═══ Given data
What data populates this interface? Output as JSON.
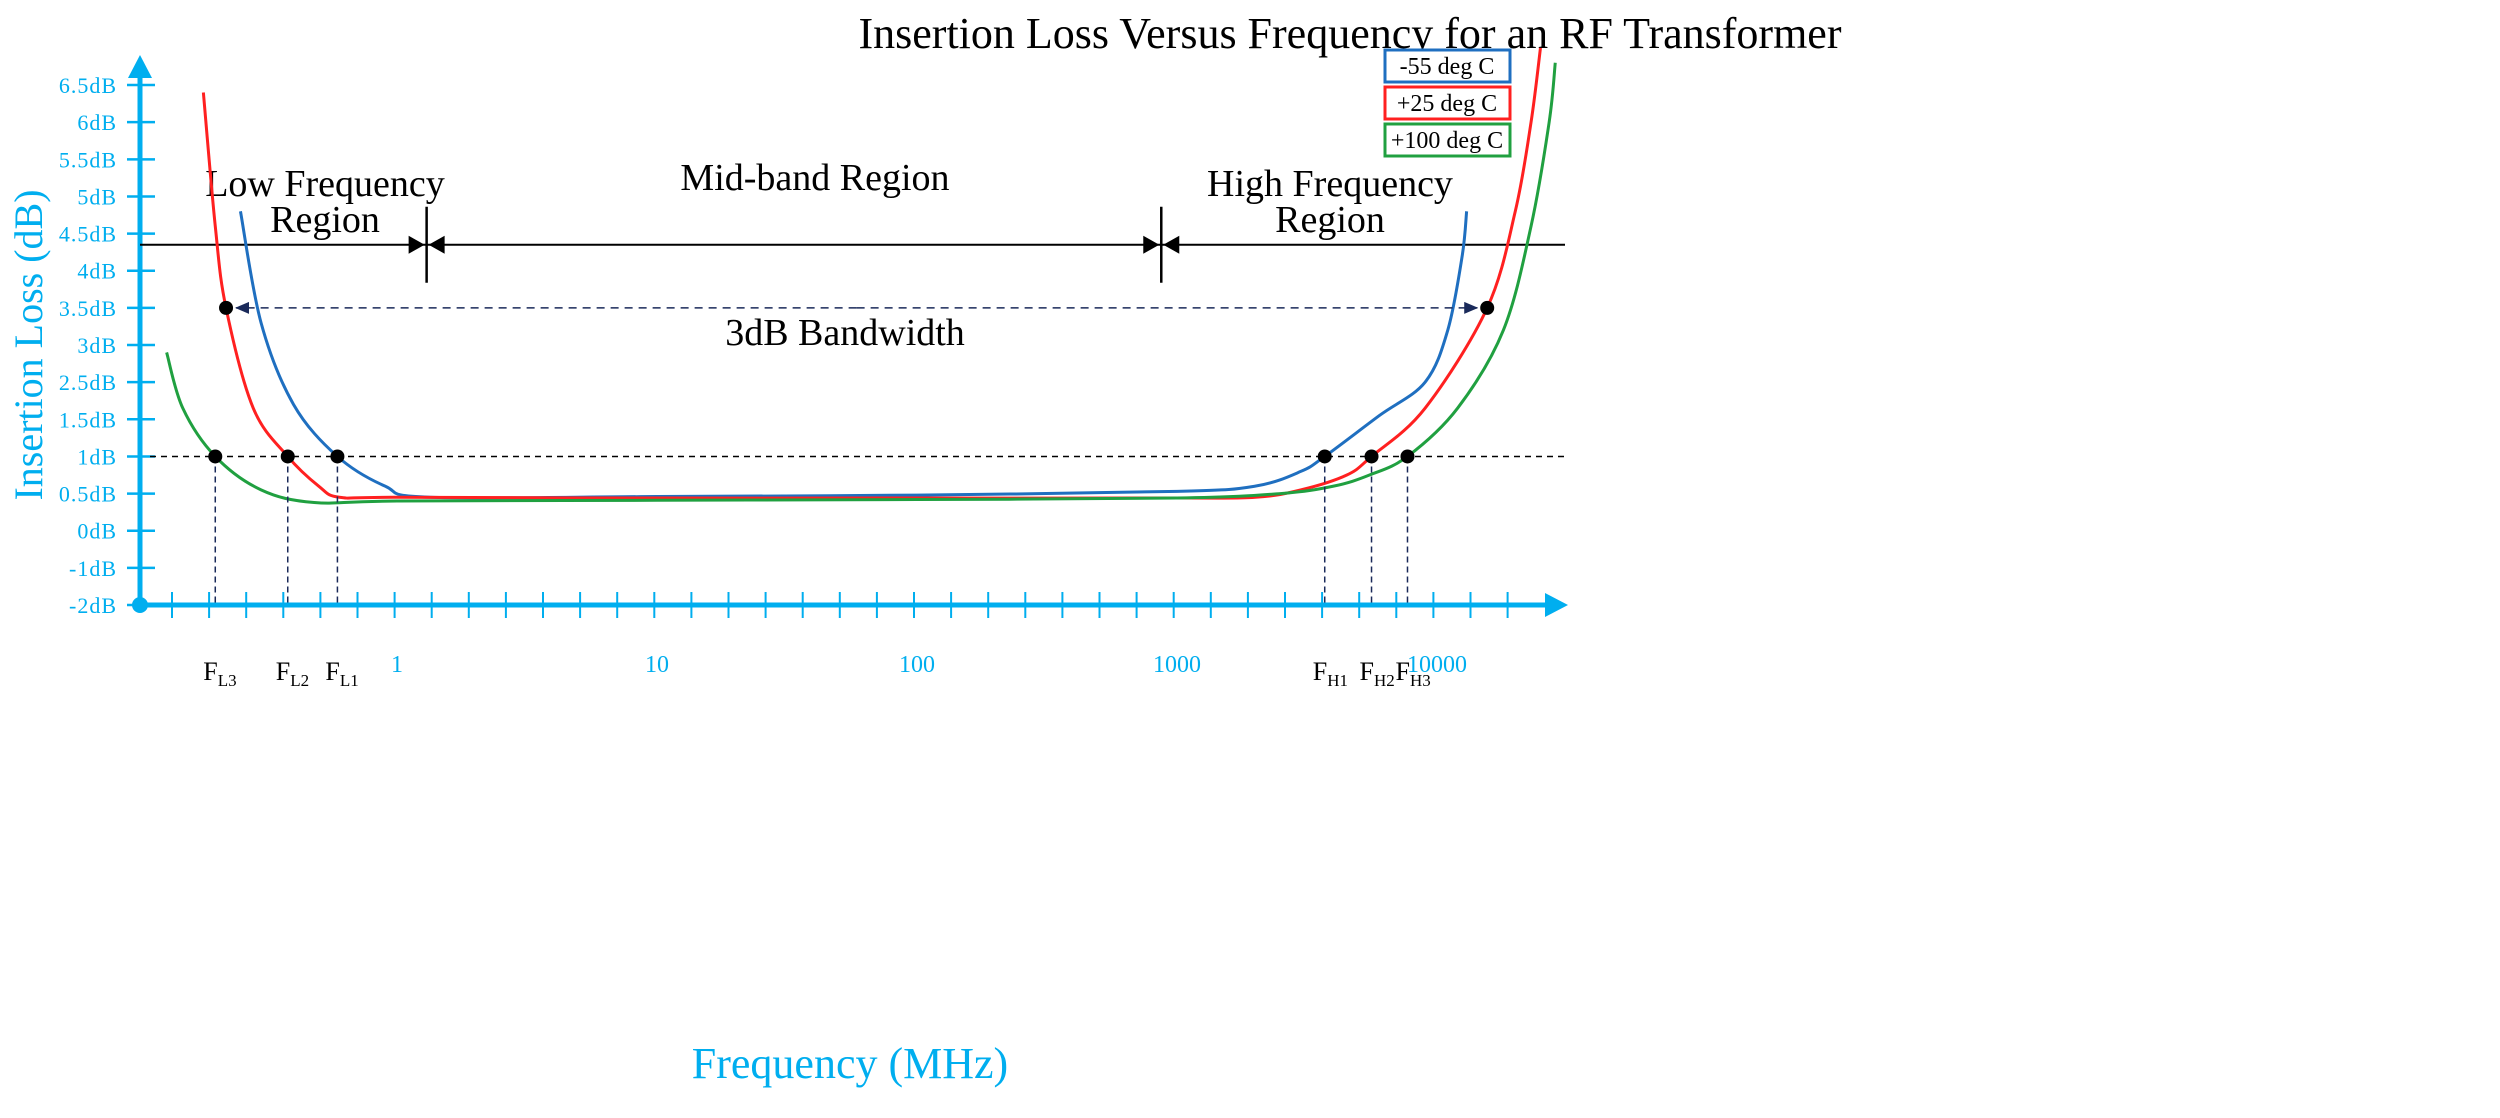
{
  "chart_data": {
    "type": "line",
    "title": "Insertion Loss Versus Frequency for an RF Transformer",
    "xlabel": "Frequency (MHz)",
    "ylabel": "Insertion Loss (dB)",
    "x_scale": "log",
    "x_tick_labels": [
      "1",
      "10",
      "100",
      "1000",
      "10000"
    ],
    "x_tick_values": [
      1,
      10,
      100,
      1000,
      10000
    ],
    "y_tick_labels": [
      "-2dB",
      "-1dB",
      "0dB",
      "0.5dB",
      "1dB",
      "1.5dB",
      "2.5dB",
      "3dB",
      "3.5dB",
      "4dB",
      "4.5dB",
      "5dB",
      "5.5dB",
      "6dB",
      "6.5dB"
    ],
    "y_tick_values": [
      -2,
      -1,
      0,
      0.5,
      1,
      1.5,
      2.5,
      3,
      3.5,
      4,
      4.5,
      5,
      5.5,
      6,
      6.5
    ],
    "axis_color": "#00AEEF",
    "legend_position": "top-right",
    "series": [
      {
        "name": "-55 deg C",
        "color": "#1F6FC0",
        "x": [
          0.25,
          0.3,
          0.4,
          0.59,
          0.9,
          1.34,
          10,
          100,
          1000,
          2000,
          3000,
          3700,
          6000,
          9000,
          11000,
          12500,
          13000
        ],
        "y": [
          4.8,
          3.3,
          1.9,
          1.0,
          0.6,
          0.45,
          0.46,
          0.48,
          0.53,
          0.6,
          0.8,
          1.0,
          1.6,
          2.5,
          3.2,
          4.2,
          4.8
        ]
      },
      {
        "name": "+25 deg C",
        "color": "#FF2020",
        "x": [
          0.18,
          0.2,
          0.22,
          0.28,
          0.38,
          0.5,
          0.6,
          1,
          10,
          100,
          1000,
          2000,
          3000,
          4500,
          5600,
          9000,
          15600,
          20000,
          23000,
          25000
        ],
        "y": [
          6.4,
          4.6,
          3.5,
          1.8,
          1.0,
          0.6,
          0.45,
          0.45,
          0.44,
          0.44,
          0.44,
          0.45,
          0.55,
          0.75,
          1.0,
          1.8,
          3.5,
          4.8,
          6.0,
          7.0
        ]
      },
      {
        "name": "+100 deg C",
        "color": "#20A040",
        "x": [
          0.13,
          0.15,
          0.2,
          0.3,
          0.48,
          1,
          10,
          100,
          1000,
          2500,
          4000,
          5500,
          7700,
          12000,
          18000,
          23000,
          27000,
          28500
        ],
        "y": [
          2.9,
          1.8,
          1.0,
          0.55,
          0.38,
          0.4,
          0.41,
          0.42,
          0.44,
          0.5,
          0.6,
          0.75,
          1.0,
          1.8,
          3.2,
          4.6,
          6.0,
          6.8
        ]
      }
    ],
    "markers_1dB": [
      {
        "label": "F",
        "sub": "L3",
        "x": 0.2,
        "y": 1
      },
      {
        "label": "F",
        "sub": "L2",
        "x": 0.38,
        "y": 1
      },
      {
        "label": "F",
        "sub": "L1",
        "x": 0.59,
        "y": 1
      },
      {
        "label": "F",
        "sub": "H1",
        "x": 3700,
        "y": 1
      },
      {
        "label": "F",
        "sub": "H2",
        "x": 5600,
        "y": 1
      },
      {
        "label": "F",
        "sub": "H3",
        "x": 7700,
        "y": 1
      }
    ],
    "bandwidth": {
      "label": "3dB Bandwidth",
      "x_start": 0.22,
      "x_end": 15600,
      "y": 3.5
    },
    "regions": {
      "line_y": 4.35,
      "boundaries": [
        1.3,
        870
      ],
      "low": [
        "Low Frequency",
        "Region"
      ],
      "mid": "Mid-band Region",
      "high": [
        "High Frequency",
        "Region"
      ]
    }
  }
}
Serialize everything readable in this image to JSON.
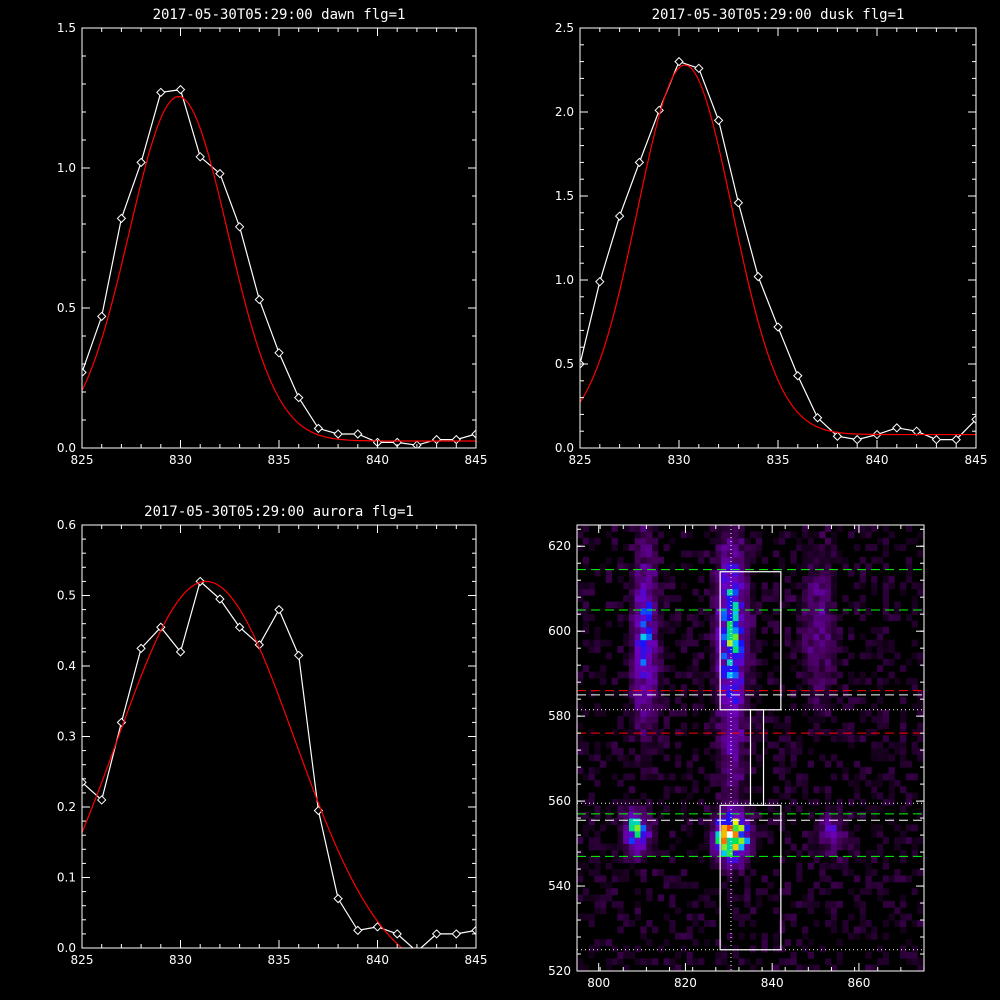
{
  "chart_data": [
    {
      "type": "line",
      "title": "2017-05-30T05:29:00 dawn flg=1",
      "xlim": [
        825,
        845
      ],
      "ylim": [
        0,
        1.5
      ],
      "x_ticks": [
        "825",
        "830",
        "835",
        "840",
        "845"
      ],
      "y_ticks": [
        "0.0",
        "0.5",
        "1.0",
        "1.5"
      ],
      "series": [
        {
          "style": "observed",
          "color": "#ffffff",
          "marker": "diamond",
          "x": [
            825,
            826,
            827,
            828,
            829,
            830,
            831,
            832,
            833,
            834,
            835,
            836,
            837,
            838,
            839,
            840,
            841,
            842,
            843,
            844,
            845
          ],
          "y": [
            0.27,
            0.47,
            0.82,
            1.02,
            1.27,
            1.28,
            1.04,
            0.98,
            0.79,
            0.53,
            0.34,
            0.18,
            0.07,
            0.05,
            0.05,
            0.02,
            0.02,
            0.01,
            0.03,
            0.03,
            0.05
          ]
        },
        {
          "style": "fit",
          "color": "#ff0000",
          "gauss": {
            "amp": 1.23,
            "center": 829.9,
            "sigma": 2.5,
            "offset": 0.025
          }
        }
      ]
    },
    {
      "type": "line",
      "title": "2017-05-30T05:29:00 dusk flg=1",
      "xlim": [
        825,
        845
      ],
      "ylim": [
        0,
        2.5
      ],
      "x_ticks": [
        "825",
        "830",
        "835",
        "840",
        "845"
      ],
      "y_ticks": [
        "0.0",
        "0.5",
        "1.0",
        "1.5",
        "2.0",
        "2.5"
      ],
      "series": [
        {
          "style": "observed",
          "color": "#ffffff",
          "marker": "diamond",
          "x": [
            825,
            826,
            827,
            828,
            829,
            830,
            831,
            832,
            833,
            834,
            835,
            836,
            837,
            838,
            839,
            840,
            841,
            842,
            843,
            844,
            845
          ],
          "y": [
            0.5,
            0.99,
            1.38,
            1.7,
            2.01,
            2.3,
            2.26,
            1.95,
            1.46,
            1.02,
            0.72,
            0.43,
            0.18,
            0.07,
            0.05,
            0.08,
            0.12,
            0.1,
            0.05,
            0.05,
            0.17
          ]
        },
        {
          "style": "fit",
          "color": "#ff0000",
          "gauss": {
            "amp": 2.2,
            "center": 830.3,
            "sigma": 2.4,
            "offset": 0.08
          }
        }
      ]
    },
    {
      "type": "line",
      "title": "2017-05-30T05:29:00 aurora flg=1",
      "xlim": [
        825,
        845
      ],
      "ylim": [
        0,
        0.6
      ],
      "x_ticks": [
        "825",
        "830",
        "835",
        "840",
        "845"
      ],
      "y_ticks": [
        "0.0",
        "0.1",
        "0.2",
        "0.3",
        "0.4",
        "0.5",
        "0.6"
      ],
      "series": [
        {
          "style": "observed",
          "color": "#ffffff",
          "marker": "diamond",
          "x": [
            825,
            826,
            827,
            828,
            829,
            830,
            831,
            832,
            833,
            834,
            835,
            836,
            837,
            838,
            839,
            840,
            841,
            842,
            843,
            844,
            845
          ],
          "y": [
            0.235,
            0.21,
            0.32,
            0.425,
            0.455,
            0.42,
            0.52,
            0.495,
            0.455,
            0.43,
            0.48,
            0.415,
            0.195,
            0.07,
            0.025,
            0.03,
            0.02,
            -0.005,
            0.02,
            0.02,
            0.025
          ]
        },
        {
          "style": "fit",
          "color": "#ff0000",
          "gauss": {
            "amp": 0.57,
            "center": 831.3,
            "sigma": 4.5,
            "offset": -0.05
          }
        }
      ]
    },
    {
      "type": "heatmap",
      "title": "",
      "xlim": [
        795,
        875
      ],
      "ylim": [
        520,
        625
      ],
      "x_ticks": [
        "800",
        "820",
        "840",
        "860"
      ],
      "y_ticks": [
        "520",
        "540",
        "560",
        "580",
        "600",
        "620"
      ],
      "cells": {
        "x_step": 1.33,
        "y_step": 1.5
      },
      "blobs": [
        {
          "x": 808,
          "y": 552,
          "sx": 1.8,
          "sy": 3.0,
          "amp": 0.6
        },
        {
          "x": 830,
          "y": 551,
          "sx": 2.4,
          "sy": 3.4,
          "amp": 1.0
        },
        {
          "x": 853,
          "y": 552,
          "sx": 2.0,
          "sy": 3.0,
          "amp": 0.25
        },
        {
          "x": 810,
          "y": 598,
          "sx": 1.8,
          "sy": 13.0,
          "amp": 0.38
        },
        {
          "x": 830,
          "y": 599,
          "sx": 2.2,
          "sy": 13.0,
          "amp": 0.52
        },
        {
          "x": 850,
          "y": 600,
          "sx": 2.5,
          "sy": 11.0,
          "amp": 0.16
        },
        {
          "x": 830,
          "y": 570,
          "sx": 2.0,
          "sy": 8.0,
          "amp": 0.14
        }
      ],
      "vertical_line": {
        "x": 830.5,
        "color": "#ffffff",
        "style": "dotted"
      },
      "hlines": [
        {
          "y": 614.5,
          "color": "#00ff00",
          "style": "dashed"
        },
        {
          "y": 605,
          "color": "#00ff00",
          "style": "dashed"
        },
        {
          "y": 586,
          "color": "#ff0000",
          "style": "dashed"
        },
        {
          "y": 585,
          "color": "#ffffff",
          "style": "dashed"
        },
        {
          "y": 581.5,
          "color": "#ffffff",
          "style": "dotted"
        },
        {
          "y": 576,
          "color": "#ff0000",
          "style": "dashed"
        },
        {
          "y": 559.5,
          "color": "#ffffff",
          "style": "dotted"
        },
        {
          "y": 557,
          "color": "#00ff00",
          "style": "dashed"
        },
        {
          "y": 555.5,
          "color": "#ffffff",
          "style": "dashed"
        },
        {
          "y": 547,
          "color": "#00ff00",
          "style": "dashed"
        },
        {
          "y": 525,
          "color": "#ffffff",
          "style": "dotted"
        }
      ],
      "boxes": [
        {
          "x0": 828,
          "x1": 842,
          "y0": 581.5,
          "y1": 614
        },
        {
          "x0": 835,
          "x1": 838,
          "y0": 559,
          "y1": 581.5
        },
        {
          "x0": 828,
          "x1": 842,
          "y0": 525,
          "y1": 559
        }
      ]
    }
  ]
}
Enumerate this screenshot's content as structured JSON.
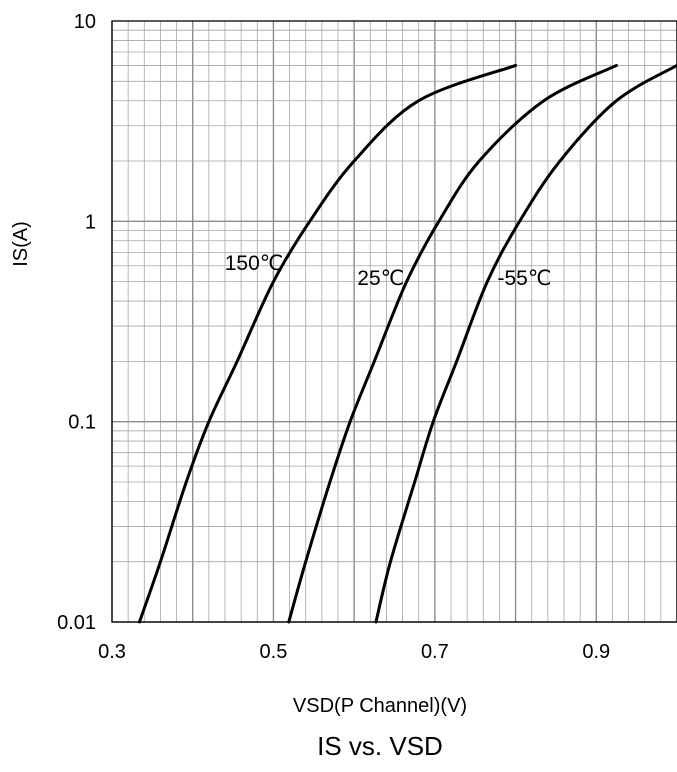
{
  "chart_data": {
    "type": "line",
    "title": "IS vs. VSD",
    "xlabel": "VSD(P Channel)(V)",
    "ylabel": "IS(A)",
    "xlim": [
      0.3,
      1.0
    ],
    "ylim": [
      0.01,
      10
    ],
    "y_scale": "log",
    "x_ticks": [
      "0.3",
      "0.5",
      "0.7",
      "0.9"
    ],
    "y_ticks": [
      "0.01",
      "0.1",
      "1",
      "10"
    ],
    "grid": true,
    "line_color": "#000000",
    "grid_color": "#a6a6a6",
    "series": [
      {
        "name": "150℃",
        "points": [
          [
            0.334,
            0.01
          ],
          [
            0.36,
            0.02
          ],
          [
            0.392,
            0.05
          ],
          [
            0.42,
            0.1
          ],
          [
            0.455,
            0.2
          ],
          [
            0.5,
            0.5
          ],
          [
            0.545,
            1.0
          ],
          [
            0.6,
            2.0
          ],
          [
            0.68,
            4.0
          ],
          [
            0.8,
            6.0
          ]
        ]
      },
      {
        "name": "25℃",
        "points": [
          [
            0.519,
            0.01
          ],
          [
            0.54,
            0.02
          ],
          [
            0.57,
            0.05
          ],
          [
            0.595,
            0.1
          ],
          [
            0.625,
            0.2
          ],
          [
            0.665,
            0.5
          ],
          [
            0.705,
            1.0
          ],
          [
            0.755,
            2.0
          ],
          [
            0.835,
            4.0
          ],
          [
            0.925,
            6.0
          ]
        ]
      },
      {
        "name": "-55℃",
        "points": [
          [
            0.627,
            0.01
          ],
          [
            0.645,
            0.02
          ],
          [
            0.675,
            0.05
          ],
          [
            0.698,
            0.1
          ],
          [
            0.727,
            0.2
          ],
          [
            0.765,
            0.5
          ],
          [
            0.805,
            1.0
          ],
          [
            0.855,
            2.0
          ],
          [
            0.925,
            4.0
          ],
          [
            1.0,
            6.0
          ]
        ]
      }
    ],
    "annotations": [
      {
        "text": "150℃",
        "x": 0.476,
        "y": 0.57
      },
      {
        "text": "25℃",
        "x": 0.633,
        "y": 0.48
      },
      {
        "text": "-55℃",
        "x": 0.811,
        "y": 0.48
      }
    ]
  }
}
══════
**Instructions to follow**
Look over the material above and show each line where "xlabel" appears.

**Correct result**
    "xlabel": "Frequency (MHz)",
    "xlabel": "VSD(P Channel)(V)",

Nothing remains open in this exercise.